Data entries for graphics:

[Begin]

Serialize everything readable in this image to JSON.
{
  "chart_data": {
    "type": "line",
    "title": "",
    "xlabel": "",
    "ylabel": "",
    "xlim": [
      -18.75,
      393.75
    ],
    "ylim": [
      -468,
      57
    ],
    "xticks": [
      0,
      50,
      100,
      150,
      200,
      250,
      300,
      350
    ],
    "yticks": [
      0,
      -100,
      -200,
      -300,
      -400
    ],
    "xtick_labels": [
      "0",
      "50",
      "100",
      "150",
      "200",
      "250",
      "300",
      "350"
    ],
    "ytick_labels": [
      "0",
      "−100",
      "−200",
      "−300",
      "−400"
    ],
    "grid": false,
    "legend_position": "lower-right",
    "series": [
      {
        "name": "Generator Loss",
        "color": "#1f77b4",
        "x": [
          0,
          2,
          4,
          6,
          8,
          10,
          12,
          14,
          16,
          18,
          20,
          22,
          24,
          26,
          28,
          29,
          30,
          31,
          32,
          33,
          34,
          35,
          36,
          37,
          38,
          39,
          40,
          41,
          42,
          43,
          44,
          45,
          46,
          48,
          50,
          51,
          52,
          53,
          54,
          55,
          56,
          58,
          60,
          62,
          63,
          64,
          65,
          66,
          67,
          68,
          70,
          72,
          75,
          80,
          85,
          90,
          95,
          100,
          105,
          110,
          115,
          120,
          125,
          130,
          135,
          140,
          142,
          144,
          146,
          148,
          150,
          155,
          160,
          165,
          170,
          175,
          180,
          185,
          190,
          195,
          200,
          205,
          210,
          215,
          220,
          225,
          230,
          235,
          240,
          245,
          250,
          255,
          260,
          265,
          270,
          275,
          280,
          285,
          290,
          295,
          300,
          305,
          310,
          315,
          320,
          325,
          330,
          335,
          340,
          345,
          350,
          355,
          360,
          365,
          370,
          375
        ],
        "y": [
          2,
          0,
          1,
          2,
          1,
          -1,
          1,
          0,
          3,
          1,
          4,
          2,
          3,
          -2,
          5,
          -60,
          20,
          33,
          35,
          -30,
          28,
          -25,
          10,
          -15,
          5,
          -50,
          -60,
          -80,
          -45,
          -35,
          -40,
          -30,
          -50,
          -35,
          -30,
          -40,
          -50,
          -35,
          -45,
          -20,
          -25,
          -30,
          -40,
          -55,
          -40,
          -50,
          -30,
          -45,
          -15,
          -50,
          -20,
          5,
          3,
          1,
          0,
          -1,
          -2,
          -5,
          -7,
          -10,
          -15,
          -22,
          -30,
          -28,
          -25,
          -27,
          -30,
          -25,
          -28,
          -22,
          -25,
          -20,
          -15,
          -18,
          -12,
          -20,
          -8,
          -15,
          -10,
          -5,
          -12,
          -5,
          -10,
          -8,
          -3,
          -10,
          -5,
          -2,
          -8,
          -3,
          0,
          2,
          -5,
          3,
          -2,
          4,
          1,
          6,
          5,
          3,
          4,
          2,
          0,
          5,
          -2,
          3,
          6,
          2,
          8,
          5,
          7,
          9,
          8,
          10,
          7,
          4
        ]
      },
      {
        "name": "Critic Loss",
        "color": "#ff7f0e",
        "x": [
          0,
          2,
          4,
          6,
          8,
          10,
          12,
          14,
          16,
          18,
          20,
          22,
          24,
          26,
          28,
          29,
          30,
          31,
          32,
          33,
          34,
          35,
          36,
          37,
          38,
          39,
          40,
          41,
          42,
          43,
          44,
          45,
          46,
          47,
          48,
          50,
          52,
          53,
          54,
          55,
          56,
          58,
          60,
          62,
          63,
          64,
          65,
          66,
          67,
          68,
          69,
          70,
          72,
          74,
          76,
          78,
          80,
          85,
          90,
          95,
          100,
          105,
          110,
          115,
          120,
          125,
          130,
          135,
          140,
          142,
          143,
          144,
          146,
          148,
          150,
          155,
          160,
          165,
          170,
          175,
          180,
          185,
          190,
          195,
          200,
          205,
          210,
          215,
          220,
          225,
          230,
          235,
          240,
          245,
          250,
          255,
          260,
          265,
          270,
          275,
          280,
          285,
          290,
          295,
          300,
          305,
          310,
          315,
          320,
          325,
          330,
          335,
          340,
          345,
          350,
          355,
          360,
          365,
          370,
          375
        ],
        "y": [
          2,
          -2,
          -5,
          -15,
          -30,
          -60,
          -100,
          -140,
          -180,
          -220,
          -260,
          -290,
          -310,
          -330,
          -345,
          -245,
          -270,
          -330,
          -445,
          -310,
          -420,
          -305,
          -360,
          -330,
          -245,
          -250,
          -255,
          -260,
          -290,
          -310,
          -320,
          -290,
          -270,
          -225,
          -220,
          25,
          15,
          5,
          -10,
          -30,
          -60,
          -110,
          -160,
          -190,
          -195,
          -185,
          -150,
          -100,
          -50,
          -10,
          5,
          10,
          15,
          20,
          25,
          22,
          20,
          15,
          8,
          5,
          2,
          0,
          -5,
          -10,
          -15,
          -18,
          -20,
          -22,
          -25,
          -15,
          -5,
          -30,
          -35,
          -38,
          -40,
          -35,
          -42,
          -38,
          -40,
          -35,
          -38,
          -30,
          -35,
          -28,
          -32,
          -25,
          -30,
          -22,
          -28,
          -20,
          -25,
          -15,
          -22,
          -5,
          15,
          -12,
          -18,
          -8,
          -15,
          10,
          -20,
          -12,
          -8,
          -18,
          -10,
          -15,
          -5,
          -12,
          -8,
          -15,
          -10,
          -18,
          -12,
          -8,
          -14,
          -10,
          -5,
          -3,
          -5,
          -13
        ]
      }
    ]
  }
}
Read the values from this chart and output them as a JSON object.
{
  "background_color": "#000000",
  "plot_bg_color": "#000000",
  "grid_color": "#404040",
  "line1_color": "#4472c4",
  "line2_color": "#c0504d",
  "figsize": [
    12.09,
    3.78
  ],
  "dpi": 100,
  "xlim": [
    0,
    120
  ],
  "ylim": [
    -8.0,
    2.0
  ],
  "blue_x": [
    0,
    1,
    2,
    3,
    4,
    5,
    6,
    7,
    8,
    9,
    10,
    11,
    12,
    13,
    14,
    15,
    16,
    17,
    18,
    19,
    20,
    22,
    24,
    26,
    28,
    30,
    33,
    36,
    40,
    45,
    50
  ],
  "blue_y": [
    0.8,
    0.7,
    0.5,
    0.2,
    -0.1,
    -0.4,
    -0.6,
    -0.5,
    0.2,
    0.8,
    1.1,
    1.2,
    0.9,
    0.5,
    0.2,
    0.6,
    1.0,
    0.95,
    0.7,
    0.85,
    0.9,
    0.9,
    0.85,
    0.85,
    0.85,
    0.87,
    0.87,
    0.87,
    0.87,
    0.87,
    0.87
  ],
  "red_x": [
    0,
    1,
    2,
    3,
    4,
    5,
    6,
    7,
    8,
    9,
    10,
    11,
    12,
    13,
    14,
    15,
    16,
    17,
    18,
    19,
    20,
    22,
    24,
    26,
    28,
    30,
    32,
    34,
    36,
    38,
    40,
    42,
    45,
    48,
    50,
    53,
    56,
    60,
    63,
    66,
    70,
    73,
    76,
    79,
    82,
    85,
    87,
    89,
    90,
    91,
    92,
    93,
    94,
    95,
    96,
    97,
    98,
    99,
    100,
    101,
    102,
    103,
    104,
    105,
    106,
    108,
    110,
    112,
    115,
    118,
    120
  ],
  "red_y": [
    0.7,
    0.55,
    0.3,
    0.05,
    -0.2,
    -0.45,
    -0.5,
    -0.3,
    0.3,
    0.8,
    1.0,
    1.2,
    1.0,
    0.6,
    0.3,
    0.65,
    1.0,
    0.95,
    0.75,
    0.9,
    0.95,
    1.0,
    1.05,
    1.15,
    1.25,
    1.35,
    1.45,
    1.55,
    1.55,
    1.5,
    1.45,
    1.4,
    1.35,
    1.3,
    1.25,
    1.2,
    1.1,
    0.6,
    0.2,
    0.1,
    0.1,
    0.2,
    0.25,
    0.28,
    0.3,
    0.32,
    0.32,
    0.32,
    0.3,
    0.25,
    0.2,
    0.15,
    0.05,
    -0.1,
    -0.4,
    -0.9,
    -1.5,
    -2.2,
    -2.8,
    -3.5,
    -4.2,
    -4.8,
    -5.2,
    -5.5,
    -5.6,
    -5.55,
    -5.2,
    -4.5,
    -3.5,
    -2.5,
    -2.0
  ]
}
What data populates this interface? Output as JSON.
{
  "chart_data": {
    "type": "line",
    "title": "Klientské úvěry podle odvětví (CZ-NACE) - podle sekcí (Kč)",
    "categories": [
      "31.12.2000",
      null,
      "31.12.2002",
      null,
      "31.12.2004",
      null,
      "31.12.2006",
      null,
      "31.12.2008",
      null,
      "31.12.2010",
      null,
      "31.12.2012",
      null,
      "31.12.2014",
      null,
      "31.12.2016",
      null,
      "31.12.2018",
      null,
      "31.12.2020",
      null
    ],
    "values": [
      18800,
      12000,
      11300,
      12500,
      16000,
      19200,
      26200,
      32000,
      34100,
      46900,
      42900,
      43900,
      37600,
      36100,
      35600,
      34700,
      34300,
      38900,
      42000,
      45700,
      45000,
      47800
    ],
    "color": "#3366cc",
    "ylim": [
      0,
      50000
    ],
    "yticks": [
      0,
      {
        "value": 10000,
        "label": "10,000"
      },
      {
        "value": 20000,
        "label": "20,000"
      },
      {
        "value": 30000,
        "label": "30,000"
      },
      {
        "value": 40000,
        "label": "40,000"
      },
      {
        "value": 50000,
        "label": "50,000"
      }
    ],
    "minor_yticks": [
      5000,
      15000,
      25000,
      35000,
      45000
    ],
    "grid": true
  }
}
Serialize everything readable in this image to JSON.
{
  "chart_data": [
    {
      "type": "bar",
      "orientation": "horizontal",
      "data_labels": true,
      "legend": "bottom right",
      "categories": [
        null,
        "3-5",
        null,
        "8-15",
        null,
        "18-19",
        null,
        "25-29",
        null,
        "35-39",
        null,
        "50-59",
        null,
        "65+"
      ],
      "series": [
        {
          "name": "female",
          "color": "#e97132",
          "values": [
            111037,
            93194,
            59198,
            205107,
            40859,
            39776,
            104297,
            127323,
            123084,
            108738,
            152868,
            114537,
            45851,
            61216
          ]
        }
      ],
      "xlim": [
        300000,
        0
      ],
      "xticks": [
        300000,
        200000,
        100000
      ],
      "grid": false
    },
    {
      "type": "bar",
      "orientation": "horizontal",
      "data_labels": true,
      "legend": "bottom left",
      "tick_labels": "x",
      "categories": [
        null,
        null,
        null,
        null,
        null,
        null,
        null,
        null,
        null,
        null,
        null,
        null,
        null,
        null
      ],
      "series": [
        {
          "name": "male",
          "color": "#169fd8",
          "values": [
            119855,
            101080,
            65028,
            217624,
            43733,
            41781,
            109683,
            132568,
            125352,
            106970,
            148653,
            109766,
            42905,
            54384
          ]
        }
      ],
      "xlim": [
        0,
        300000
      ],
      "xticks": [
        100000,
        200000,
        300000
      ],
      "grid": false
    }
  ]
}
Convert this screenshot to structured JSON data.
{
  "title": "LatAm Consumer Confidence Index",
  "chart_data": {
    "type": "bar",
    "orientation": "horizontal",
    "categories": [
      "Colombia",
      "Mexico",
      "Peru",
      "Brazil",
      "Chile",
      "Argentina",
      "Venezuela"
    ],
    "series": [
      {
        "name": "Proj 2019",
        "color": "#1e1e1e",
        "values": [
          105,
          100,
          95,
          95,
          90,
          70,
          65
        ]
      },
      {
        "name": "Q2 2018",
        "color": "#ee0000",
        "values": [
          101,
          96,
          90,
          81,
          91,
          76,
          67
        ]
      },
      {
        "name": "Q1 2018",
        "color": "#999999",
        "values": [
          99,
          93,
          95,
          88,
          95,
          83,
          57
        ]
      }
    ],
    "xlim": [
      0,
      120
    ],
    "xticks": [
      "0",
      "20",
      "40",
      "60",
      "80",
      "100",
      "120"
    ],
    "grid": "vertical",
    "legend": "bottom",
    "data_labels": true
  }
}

[End]

■ The request ■
Collect, from the material above, every line containing the word "bottom".

■ Expected output ■
      "legend": "bottom right",
      "legend": "bottom left",
    "legend": "bottom",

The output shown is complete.